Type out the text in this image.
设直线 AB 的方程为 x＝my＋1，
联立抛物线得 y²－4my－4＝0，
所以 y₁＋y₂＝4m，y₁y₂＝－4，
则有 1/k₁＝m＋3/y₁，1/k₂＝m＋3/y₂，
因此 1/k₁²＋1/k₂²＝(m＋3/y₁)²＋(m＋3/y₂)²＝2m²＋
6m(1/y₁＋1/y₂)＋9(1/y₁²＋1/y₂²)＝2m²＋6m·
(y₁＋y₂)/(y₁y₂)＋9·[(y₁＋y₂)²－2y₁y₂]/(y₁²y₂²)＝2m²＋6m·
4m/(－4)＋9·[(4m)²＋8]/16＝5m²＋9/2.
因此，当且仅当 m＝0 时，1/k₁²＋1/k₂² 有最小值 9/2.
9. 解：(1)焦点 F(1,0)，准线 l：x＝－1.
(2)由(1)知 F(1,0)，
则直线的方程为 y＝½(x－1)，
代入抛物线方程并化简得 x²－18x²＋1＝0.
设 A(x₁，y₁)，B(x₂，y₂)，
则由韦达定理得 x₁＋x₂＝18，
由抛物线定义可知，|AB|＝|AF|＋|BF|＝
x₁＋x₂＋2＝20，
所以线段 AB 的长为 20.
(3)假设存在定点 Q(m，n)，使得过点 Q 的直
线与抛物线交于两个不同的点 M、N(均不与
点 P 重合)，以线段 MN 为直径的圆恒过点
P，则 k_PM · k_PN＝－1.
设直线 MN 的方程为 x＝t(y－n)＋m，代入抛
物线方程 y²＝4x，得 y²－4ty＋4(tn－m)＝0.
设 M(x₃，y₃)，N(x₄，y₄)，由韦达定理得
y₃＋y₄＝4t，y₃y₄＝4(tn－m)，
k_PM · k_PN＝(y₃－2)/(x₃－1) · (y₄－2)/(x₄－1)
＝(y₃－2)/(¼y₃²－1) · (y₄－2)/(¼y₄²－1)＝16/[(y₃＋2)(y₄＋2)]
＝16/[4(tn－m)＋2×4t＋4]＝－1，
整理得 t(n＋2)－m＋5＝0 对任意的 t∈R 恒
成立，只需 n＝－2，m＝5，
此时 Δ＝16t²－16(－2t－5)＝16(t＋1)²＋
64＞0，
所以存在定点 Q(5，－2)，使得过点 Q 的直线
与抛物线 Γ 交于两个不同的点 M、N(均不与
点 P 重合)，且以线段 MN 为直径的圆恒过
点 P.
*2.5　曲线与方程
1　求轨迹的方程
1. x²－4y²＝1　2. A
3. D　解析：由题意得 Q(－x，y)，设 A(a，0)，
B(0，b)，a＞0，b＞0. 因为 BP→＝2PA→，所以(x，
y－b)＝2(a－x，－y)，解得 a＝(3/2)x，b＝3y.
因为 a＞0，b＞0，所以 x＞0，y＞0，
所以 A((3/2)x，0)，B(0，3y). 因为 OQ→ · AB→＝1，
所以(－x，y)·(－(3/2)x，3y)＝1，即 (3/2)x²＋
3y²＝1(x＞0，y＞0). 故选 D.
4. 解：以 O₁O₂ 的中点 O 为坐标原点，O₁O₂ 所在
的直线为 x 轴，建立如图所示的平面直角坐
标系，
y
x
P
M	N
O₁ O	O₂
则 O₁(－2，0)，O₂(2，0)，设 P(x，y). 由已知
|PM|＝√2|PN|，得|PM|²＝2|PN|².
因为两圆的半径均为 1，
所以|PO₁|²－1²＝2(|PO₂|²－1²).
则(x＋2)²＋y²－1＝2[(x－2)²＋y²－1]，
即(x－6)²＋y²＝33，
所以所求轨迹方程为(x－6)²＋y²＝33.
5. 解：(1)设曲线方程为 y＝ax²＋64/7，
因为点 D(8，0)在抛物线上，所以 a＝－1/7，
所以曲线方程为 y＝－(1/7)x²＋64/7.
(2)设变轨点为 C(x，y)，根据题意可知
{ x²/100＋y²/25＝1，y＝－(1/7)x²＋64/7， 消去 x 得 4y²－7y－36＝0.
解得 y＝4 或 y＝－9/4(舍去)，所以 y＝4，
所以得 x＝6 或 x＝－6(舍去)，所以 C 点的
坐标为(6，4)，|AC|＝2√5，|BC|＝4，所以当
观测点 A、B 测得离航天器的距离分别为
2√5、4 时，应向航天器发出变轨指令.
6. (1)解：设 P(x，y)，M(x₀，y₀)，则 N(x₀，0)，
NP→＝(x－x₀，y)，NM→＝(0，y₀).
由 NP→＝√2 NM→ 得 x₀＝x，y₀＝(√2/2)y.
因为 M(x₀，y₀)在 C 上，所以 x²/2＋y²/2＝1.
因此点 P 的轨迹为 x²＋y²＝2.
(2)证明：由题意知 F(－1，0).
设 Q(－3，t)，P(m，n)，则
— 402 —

EXERCISE OBJECTIVE: Each entry above is to be quoted exactly.

TASK RESULT:
Type out the text in this image.
设直线 AB 的方程为 x＝my＋1，
联立抛物线得 y²－4my－4＝0，
所以 y₁＋y₂＝4m，y₁y₂＝－4，
则有 1/k₁＝m＋3/y₁，1/k₂＝m＋3/y₂，
因此 1/k₁²＋1/k₂²＝(m＋3/y₁)²＋(m＋3/y₂)²＝2m²＋
6m(1/y₁＋1/y₂)＋9(1/y₁²＋1/y₂²)＝2m²＋6m·
(y₁＋y₂)/(y₁y₂)＋9·[(y₁＋y₂)²－2y₁y₂]/(y₁²y₂²)＝2m²＋6m·
4m/(－4)＋9·[(4m)²＋8]/16＝5m²＋9/2.
因此，当且仅当 m＝0 时，1/k₁²＋1/k₂² 有最小值 9/2.
9. 解：(1)焦点 F(1,0)，准线 l：x＝－1.
(2)由(1)知 F(1,0)，
则直线的方程为 y＝½(x－1)，
代入抛物线方程并化简得 x²－18x²＋1＝0.
设 A(x₁，y₁)，B(x₂，y₂)，
则由韦达定理得 x₁＋x₂＝18，
由抛物线定义可知，|AB|＝|AF|＋|BF|＝
x₁＋x₂＋2＝20，
所以线段 AB 的长为 20.
(3)假设存在定点 Q(m，n)，使得过点 Q 的直
线与抛物线交于两个不同的点 M、N(均不与
点 P 重合)，以线段 MN 为直径的圆恒过点
P，则 k_PM · k_PN＝－1.
设直线 MN 的方程为 x＝t(y－n)＋m，代入抛
物线方程 y²＝4x，得 y²－4ty＋4(tn－m)＝0.
设 M(x₃，y₃)，N(x₄，y₄)，由韦达定理得
y₃＋y₄＝4t，y₃y₄＝4(tn－m)，
k_PM · k_PN＝(y₃－2)/(x₃－1) · (y₄－2)/(x₄－1)
＝(y₃－2)/(¼y₃²－1) · (y₄－2)/(¼y₄²－1)＝16/[(y₃＋2)(y₄＋2)]
＝16/[4(tn－m)＋2×4t＋4]＝－1，
整理得 t(n＋2)－m＋5＝0 对任意的 t∈R 恒
成立，只需 n＝－2，m＝5，
此时 Δ＝16t²－16(－2t－5)＝16(t＋1)²＋
64＞0，
所以存在定点 Q(5，－2)，使得过点 Q 的直线
与抛物线 Γ 交于两个不同的点 M、N(均不与
点 P 重合)，且以线段 MN 为直径的圆恒过
点 P.
*2.5　曲线与方程
1　求轨迹的方程
1. x²－4y²＝1　2. A
3. D　解析：由题意得 Q(－x，y)，设 A(a，0)，
B(0，b)，a＞0，b＞0. 因为 BP→＝2PA→，所以(x，
y－b)＝2(a－x，－y)，解得 a＝(3/2)x，b＝3y.
因为 a＞0，b＞0，所以 x＞0，y＞0，
所以 A((3/2)x，0)，B(0，3y). 因为 OQ→ · AB→＝1，
所以(－x，y)·(－(3/2)x，3y)＝1，即 (3/2)x²＋
3y²＝1(x＞0，y＞0). 故选 D.
4. 解：以 O₁O₂ 的中点 O 为坐标原点，O₁O₂ 所在
的直线为 x 轴，建立如图所示的平面直角坐
标系，
y
x
P
M	N
O₁ O	O₂
则 O₁(－2，0)，O₂(2，0)，设 P(x，y). 由已知
|PM|＝√2|PN|，得|PM|²＝2|PN|².
因为两圆的半径均为 1，
所以|PO₁|²－1²＝2(|PO₂|²－1²).
则(x＋2)²＋y²－1＝2[(x－2)²＋y²－1]，
即(x－6)²＋y²＝33，
所以所求轨迹方程为(x－6)²＋y²＝33.
5. 解：(1)设曲线方程为 y＝ax²＋64/7，
因为点 D(8，0)在抛物线上，所以 a＝－1/7，
所以曲线方程为 y＝－(1/7)x²＋64/7.
(2)设变轨点为 C(x，y)，根据题意可知
{ x²/100＋y²/25＝1，y＝－(1/7)x²＋64/7， 消去 x 得 4y²－7y－36＝0.
解得 y＝4 或 y＝－9/4(舍去)，所以 y＝4，
所以得 x＝6 或 x＝－6(舍去)，所以 C 点的
坐标为(6，4)，|AC|＝2√5，|BC|＝4，所以当
观测点 A、B 测得离航天器的距离分别为
2√5、4 时，应向航天器发出变轨指令.
6. (1)解：设 P(x，y)，M(x₀，y₀)，则 N(x₀，0)，
NP→＝(x－x₀，y)，NM→＝(0，y₀).
由 NP→＝√2 NM→ 得 x₀＝x，y₀＝(√2/2)y.
因为 M(x₀，y₀)在 C 上，所以 x²/2＋y²/2＝1.
因此点 P 的轨迹为 x²＋y²＝2.
(2)证明：由题意知 F(－1，0).
设 Q(－3，t)，P(m，n)，则
— 402 —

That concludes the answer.